# [SOURCE MATERIAL]
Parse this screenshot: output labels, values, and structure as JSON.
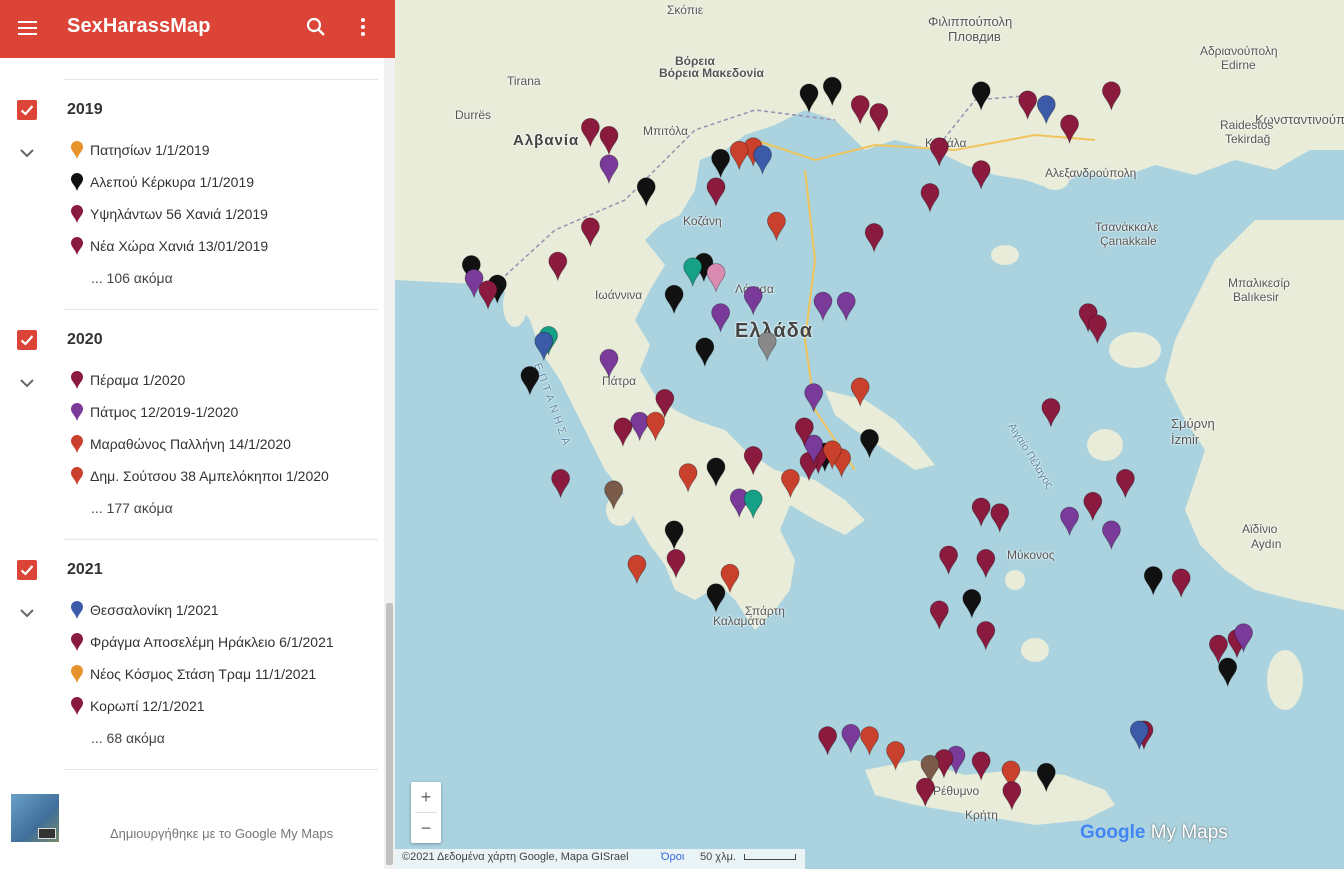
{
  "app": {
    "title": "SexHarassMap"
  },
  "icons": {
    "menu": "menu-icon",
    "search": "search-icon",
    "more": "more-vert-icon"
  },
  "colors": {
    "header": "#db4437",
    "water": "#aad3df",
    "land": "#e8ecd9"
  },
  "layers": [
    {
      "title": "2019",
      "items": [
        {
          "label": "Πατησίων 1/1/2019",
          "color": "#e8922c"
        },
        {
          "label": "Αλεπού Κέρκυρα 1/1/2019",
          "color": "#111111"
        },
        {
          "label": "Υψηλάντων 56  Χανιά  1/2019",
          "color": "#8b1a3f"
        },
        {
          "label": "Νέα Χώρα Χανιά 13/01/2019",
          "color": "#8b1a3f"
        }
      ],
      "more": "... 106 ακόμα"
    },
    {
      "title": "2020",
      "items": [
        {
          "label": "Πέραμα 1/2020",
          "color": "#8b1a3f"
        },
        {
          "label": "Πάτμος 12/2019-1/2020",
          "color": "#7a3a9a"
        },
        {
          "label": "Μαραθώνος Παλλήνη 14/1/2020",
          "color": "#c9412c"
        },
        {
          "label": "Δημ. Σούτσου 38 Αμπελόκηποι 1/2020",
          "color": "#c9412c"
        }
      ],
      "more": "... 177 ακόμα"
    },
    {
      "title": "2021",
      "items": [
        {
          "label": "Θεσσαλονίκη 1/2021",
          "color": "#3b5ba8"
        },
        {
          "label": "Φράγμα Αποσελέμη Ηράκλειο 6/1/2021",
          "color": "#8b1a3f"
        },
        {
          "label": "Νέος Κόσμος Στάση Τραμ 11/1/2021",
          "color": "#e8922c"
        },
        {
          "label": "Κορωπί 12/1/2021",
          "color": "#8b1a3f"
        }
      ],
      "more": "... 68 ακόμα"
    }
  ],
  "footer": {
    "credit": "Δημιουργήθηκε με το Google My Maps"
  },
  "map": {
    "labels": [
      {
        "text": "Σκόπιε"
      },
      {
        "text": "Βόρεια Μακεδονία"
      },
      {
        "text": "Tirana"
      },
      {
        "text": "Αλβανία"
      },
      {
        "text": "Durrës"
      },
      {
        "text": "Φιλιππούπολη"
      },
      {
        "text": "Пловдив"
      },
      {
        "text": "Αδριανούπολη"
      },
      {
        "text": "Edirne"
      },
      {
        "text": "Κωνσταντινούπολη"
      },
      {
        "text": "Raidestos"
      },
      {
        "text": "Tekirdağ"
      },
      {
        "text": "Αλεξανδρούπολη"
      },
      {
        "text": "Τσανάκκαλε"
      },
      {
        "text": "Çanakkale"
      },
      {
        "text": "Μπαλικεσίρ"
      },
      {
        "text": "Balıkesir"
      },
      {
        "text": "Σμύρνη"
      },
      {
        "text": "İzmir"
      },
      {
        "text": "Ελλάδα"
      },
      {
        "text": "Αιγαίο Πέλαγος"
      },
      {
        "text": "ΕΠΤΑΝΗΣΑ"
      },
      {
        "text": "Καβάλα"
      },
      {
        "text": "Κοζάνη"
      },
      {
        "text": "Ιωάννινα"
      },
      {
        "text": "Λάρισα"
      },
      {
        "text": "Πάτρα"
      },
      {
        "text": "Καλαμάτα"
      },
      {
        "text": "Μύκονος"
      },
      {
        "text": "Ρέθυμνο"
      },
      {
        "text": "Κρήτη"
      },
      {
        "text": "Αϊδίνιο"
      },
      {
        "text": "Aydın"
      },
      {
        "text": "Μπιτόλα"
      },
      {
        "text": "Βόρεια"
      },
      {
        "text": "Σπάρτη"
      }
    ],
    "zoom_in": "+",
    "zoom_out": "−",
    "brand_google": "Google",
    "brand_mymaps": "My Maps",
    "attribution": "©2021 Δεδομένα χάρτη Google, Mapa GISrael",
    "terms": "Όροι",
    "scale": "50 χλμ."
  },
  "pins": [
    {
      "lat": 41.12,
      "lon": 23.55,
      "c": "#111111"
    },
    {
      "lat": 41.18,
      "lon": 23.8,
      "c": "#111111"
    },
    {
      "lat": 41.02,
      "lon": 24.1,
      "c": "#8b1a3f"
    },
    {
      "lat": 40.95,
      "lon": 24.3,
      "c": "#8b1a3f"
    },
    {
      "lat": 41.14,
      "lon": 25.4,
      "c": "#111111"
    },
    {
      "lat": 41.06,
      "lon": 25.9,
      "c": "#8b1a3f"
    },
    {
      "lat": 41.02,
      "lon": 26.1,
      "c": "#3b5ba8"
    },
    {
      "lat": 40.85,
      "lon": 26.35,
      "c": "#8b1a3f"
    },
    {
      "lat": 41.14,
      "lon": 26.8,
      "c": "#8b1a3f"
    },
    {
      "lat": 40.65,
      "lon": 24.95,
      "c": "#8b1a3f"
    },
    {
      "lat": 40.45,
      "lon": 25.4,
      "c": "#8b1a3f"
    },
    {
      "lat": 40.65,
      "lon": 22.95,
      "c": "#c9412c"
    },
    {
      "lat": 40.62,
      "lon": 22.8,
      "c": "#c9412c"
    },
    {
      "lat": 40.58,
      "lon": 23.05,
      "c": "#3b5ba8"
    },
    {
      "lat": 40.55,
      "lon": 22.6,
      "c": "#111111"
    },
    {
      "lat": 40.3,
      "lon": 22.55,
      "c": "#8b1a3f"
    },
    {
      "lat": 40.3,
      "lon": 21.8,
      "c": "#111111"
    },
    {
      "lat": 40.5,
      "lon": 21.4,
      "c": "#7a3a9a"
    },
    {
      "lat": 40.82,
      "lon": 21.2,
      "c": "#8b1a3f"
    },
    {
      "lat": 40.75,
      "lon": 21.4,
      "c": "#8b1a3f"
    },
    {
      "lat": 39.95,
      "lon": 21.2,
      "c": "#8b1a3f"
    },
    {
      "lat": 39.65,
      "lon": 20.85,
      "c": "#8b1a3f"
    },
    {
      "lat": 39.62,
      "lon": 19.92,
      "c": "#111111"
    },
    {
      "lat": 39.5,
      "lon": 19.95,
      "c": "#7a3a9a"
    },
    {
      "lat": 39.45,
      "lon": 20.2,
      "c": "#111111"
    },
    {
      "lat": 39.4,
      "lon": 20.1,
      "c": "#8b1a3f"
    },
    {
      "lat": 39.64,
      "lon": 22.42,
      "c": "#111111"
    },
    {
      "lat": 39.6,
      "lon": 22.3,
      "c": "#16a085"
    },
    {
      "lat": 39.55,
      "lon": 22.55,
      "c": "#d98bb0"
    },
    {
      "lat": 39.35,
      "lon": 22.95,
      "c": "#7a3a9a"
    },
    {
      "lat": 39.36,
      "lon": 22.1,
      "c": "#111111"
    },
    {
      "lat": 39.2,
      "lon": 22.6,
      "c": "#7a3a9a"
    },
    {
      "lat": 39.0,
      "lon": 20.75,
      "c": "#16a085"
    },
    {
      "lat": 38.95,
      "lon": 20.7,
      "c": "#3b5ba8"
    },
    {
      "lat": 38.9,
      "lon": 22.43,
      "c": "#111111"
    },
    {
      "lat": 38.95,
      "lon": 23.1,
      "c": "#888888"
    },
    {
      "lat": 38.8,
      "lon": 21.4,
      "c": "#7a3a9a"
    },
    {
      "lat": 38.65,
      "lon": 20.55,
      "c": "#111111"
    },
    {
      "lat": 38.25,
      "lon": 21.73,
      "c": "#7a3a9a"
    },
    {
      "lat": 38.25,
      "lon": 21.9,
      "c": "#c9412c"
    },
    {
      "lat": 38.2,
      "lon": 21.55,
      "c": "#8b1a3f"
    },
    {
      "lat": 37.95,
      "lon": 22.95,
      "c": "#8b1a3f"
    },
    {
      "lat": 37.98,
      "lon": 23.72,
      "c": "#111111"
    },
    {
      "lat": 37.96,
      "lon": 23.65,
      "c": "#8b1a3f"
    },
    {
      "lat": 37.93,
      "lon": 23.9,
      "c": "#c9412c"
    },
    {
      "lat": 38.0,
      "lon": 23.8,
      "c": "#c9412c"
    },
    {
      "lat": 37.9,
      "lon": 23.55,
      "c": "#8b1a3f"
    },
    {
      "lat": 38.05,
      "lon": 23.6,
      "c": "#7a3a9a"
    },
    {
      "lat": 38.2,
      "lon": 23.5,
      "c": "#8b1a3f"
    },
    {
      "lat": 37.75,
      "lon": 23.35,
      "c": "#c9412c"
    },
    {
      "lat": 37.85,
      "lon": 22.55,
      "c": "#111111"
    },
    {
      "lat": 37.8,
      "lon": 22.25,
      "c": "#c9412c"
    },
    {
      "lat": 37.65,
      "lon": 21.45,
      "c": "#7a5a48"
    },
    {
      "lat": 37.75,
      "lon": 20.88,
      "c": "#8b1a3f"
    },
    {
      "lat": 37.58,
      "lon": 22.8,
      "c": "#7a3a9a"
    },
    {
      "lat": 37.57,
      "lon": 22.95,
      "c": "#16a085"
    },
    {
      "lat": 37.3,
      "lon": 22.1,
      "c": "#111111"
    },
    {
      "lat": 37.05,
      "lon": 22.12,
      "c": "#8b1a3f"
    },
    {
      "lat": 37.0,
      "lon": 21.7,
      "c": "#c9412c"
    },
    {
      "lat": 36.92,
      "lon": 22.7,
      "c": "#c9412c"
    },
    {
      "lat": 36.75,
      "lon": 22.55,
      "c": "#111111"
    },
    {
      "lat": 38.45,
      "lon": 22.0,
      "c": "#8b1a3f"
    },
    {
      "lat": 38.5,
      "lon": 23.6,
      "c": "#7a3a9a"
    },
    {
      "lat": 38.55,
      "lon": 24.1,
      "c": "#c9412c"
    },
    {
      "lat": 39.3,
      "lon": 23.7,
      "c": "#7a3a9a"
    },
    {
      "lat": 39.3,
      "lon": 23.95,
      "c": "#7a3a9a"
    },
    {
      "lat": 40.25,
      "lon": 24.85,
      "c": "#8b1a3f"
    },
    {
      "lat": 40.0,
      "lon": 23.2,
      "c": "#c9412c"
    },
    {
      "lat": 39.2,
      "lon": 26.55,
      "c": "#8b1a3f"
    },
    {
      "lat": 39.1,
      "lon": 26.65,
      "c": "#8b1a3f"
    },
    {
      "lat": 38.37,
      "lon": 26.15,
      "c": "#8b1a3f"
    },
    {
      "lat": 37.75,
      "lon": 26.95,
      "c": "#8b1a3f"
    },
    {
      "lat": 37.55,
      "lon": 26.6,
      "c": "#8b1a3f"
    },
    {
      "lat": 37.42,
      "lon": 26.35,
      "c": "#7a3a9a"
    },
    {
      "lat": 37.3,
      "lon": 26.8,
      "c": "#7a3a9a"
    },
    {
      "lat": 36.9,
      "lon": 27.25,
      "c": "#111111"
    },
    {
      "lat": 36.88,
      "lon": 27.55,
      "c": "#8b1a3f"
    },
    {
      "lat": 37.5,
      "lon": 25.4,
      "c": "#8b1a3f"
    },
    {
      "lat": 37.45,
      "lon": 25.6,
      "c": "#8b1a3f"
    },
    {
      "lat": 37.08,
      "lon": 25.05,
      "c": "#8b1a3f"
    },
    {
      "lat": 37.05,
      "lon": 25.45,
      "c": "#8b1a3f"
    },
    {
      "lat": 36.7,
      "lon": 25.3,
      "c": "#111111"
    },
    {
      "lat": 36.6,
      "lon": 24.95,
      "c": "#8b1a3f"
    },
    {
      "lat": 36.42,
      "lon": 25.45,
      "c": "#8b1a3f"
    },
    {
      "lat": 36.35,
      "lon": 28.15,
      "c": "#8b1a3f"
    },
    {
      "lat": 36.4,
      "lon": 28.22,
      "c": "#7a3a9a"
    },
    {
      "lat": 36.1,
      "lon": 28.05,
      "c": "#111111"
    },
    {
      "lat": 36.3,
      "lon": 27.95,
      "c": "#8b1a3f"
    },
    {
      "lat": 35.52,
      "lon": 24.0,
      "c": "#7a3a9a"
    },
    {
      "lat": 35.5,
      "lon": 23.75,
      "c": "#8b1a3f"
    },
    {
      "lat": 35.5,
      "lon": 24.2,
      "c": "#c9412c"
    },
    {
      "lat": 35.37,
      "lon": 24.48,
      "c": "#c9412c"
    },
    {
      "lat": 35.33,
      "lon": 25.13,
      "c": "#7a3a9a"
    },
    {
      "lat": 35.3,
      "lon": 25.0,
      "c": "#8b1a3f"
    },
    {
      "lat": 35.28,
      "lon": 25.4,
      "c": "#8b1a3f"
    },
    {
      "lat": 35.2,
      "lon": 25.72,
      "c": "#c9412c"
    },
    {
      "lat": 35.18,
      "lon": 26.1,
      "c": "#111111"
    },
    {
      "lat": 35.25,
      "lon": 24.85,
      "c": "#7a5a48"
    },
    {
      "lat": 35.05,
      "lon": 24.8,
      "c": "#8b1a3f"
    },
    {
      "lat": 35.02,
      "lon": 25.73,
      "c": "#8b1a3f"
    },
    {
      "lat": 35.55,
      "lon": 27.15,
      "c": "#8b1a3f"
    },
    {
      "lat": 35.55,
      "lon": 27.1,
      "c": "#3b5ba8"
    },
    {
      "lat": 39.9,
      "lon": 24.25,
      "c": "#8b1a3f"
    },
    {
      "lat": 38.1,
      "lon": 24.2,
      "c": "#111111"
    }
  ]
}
---
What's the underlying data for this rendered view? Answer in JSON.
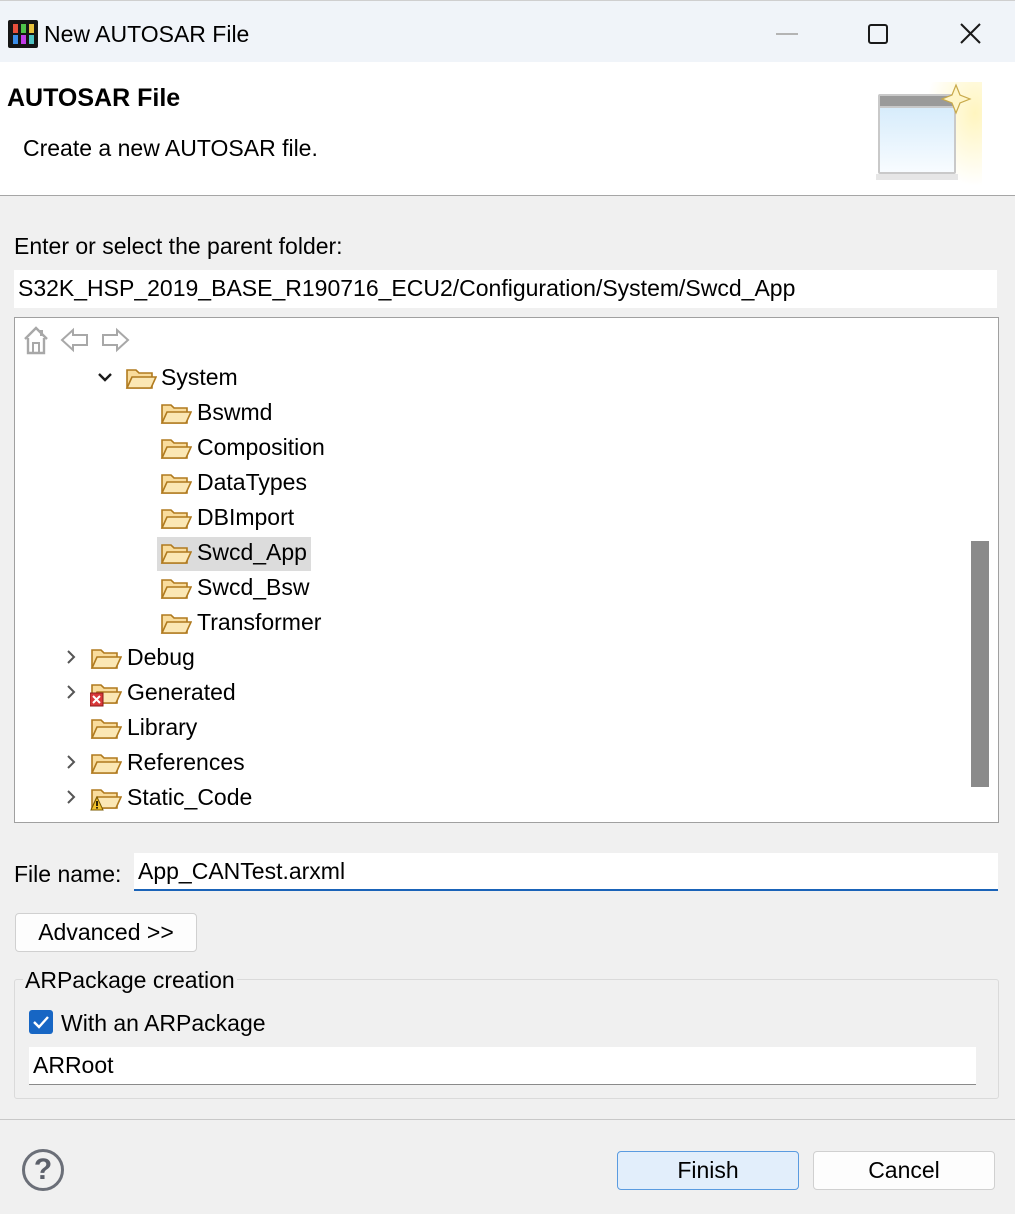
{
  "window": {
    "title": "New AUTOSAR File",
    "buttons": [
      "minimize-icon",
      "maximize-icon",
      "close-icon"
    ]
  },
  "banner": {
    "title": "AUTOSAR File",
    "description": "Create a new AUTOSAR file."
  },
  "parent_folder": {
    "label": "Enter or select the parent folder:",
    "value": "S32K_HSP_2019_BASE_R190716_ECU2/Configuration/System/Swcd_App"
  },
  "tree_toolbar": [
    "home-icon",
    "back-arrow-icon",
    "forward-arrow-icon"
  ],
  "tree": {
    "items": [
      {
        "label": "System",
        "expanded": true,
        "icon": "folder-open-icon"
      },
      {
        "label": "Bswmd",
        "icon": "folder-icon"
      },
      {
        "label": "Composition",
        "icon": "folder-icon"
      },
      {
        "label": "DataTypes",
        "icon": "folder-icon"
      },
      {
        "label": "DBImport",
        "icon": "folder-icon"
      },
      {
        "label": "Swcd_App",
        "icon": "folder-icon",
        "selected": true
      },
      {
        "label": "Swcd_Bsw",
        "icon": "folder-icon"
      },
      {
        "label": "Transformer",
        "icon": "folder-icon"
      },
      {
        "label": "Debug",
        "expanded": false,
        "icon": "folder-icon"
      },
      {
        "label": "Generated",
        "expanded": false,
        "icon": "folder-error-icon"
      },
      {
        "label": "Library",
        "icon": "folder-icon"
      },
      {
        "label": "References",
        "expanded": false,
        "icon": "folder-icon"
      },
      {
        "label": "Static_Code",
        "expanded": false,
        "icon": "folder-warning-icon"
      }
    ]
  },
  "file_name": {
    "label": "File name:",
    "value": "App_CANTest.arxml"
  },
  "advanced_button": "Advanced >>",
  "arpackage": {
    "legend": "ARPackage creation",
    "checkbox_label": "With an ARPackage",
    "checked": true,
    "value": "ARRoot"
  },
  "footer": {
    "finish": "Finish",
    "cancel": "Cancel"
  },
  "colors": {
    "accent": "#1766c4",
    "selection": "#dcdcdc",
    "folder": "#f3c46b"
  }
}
* * *
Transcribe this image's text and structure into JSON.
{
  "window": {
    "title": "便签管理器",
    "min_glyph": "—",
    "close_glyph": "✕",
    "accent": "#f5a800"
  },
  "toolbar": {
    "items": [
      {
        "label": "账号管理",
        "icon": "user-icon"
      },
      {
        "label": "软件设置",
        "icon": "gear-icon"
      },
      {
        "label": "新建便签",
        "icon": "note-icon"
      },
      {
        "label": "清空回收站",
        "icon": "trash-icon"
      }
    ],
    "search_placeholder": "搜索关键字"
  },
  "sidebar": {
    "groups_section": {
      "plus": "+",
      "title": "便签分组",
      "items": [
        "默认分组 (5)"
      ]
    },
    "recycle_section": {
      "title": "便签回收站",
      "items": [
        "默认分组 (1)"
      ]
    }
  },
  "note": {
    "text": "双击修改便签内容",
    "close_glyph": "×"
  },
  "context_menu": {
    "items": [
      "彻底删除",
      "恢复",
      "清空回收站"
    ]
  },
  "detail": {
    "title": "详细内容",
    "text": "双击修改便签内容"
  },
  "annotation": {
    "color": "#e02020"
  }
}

# [STATED EXERCISE]
Track down every line with the word "JSON" and copy it.

# [RESULT BELOW]
Parse this screenshot: output labels, values, and structure as JSON.
What's the underlying data for this rendered view? Answer in JSON.
Transcribe this image's text and structure into JSON.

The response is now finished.